*Required task:* Among the lines below, count those with "JSON". Give only the number.

Dataset excerpt:
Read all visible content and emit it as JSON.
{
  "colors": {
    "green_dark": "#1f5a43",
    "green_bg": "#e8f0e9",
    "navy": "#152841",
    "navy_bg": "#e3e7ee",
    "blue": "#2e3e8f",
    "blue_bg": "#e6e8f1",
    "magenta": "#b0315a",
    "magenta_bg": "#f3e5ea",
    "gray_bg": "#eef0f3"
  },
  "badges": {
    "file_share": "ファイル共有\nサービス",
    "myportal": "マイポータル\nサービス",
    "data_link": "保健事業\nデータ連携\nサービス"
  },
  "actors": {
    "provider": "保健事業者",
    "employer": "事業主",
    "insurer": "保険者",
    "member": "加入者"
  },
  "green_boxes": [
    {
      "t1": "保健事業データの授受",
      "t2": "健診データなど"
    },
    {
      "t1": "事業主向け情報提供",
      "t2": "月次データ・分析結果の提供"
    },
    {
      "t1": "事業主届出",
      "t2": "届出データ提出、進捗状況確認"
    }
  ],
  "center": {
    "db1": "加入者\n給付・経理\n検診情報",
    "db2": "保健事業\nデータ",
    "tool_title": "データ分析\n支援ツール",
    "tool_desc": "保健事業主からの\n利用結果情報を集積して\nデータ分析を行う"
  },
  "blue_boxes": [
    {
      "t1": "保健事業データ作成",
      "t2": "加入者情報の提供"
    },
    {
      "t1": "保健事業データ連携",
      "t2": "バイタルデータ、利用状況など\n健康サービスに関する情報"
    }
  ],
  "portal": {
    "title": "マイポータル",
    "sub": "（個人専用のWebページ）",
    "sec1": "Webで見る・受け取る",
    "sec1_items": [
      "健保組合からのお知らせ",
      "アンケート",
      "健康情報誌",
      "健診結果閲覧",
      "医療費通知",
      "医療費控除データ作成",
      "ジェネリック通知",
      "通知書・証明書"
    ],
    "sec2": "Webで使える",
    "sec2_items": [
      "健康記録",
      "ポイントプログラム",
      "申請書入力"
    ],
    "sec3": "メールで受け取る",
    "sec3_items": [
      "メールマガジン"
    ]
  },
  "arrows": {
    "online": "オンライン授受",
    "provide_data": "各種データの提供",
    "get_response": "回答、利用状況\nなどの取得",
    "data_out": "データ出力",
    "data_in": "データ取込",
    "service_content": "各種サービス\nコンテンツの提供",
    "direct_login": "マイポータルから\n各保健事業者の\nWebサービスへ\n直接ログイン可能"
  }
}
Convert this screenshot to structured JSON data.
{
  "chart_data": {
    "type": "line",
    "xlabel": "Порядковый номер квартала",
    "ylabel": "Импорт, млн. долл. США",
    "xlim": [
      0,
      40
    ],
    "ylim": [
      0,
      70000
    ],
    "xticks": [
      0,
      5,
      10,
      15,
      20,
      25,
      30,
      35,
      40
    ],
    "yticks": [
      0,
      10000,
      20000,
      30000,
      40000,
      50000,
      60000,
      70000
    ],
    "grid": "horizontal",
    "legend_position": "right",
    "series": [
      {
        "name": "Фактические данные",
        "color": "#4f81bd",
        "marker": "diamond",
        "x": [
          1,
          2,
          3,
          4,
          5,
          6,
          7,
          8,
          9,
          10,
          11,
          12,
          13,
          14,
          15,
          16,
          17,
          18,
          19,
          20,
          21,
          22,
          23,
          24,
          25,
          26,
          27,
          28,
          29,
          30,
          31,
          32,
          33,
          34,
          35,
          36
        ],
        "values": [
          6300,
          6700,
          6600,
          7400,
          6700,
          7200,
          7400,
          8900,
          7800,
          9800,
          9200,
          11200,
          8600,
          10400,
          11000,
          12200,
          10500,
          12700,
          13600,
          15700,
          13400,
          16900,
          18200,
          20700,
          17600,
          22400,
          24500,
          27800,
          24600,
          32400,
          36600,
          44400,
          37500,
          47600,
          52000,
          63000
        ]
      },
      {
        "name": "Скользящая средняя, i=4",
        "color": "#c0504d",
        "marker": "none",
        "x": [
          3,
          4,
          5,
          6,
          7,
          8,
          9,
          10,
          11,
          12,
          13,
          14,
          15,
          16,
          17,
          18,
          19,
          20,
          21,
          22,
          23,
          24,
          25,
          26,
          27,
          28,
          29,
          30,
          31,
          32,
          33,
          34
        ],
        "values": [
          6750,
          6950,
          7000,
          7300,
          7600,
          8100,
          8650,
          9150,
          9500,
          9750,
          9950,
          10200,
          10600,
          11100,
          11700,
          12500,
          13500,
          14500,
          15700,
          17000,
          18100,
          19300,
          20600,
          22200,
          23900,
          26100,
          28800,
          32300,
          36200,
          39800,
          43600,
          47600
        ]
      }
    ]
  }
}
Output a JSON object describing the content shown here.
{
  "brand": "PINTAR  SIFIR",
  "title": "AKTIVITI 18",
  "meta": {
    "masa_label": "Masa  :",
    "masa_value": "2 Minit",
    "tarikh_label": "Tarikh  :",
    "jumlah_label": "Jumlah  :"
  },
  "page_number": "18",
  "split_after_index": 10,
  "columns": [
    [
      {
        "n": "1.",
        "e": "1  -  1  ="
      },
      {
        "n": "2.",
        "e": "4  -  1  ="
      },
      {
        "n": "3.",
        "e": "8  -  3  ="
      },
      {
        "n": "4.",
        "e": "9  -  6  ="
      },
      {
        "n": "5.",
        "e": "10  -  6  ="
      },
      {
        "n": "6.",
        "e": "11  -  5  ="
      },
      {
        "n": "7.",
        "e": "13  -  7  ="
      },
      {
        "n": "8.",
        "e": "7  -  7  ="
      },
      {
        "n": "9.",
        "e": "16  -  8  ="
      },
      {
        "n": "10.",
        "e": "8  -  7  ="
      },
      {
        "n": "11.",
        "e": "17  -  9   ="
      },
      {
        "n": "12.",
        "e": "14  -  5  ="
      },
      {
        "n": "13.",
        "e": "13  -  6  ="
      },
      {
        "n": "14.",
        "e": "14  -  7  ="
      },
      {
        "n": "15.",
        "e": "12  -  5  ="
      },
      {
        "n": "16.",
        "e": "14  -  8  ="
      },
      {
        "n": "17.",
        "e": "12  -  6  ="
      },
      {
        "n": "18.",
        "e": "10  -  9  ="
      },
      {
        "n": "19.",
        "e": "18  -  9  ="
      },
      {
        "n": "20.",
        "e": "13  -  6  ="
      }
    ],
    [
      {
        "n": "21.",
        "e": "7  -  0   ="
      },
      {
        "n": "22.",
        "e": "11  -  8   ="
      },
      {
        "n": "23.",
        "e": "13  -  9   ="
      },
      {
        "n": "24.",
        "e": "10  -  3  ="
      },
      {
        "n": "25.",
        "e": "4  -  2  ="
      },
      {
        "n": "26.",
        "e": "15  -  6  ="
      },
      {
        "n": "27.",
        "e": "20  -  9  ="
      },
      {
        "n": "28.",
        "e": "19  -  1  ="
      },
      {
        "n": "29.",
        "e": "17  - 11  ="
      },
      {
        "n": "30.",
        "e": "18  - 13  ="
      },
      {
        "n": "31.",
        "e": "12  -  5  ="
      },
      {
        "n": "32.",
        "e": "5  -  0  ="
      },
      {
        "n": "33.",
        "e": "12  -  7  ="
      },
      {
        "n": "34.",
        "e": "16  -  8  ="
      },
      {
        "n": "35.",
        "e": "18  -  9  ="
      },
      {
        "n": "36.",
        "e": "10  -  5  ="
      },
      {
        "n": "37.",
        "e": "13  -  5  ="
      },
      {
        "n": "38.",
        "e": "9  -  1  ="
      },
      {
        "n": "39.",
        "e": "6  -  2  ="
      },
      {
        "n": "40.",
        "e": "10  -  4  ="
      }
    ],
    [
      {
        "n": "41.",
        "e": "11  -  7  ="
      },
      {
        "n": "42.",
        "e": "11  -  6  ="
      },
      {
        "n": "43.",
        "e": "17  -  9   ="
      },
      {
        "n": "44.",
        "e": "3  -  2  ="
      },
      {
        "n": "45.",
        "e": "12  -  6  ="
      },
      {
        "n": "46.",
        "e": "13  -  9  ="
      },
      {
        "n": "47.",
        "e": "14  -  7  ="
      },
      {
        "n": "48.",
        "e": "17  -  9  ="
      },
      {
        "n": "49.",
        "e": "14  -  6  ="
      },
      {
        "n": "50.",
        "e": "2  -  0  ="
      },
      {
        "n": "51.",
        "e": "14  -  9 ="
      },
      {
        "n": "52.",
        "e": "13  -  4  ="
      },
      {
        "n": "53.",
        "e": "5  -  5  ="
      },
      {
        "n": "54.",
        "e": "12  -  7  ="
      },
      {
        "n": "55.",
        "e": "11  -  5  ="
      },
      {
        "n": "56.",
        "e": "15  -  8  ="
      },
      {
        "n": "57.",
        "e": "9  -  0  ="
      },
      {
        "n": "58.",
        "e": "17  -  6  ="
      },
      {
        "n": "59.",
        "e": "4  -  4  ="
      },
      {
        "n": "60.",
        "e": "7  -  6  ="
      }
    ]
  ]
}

*Problem solution:* 3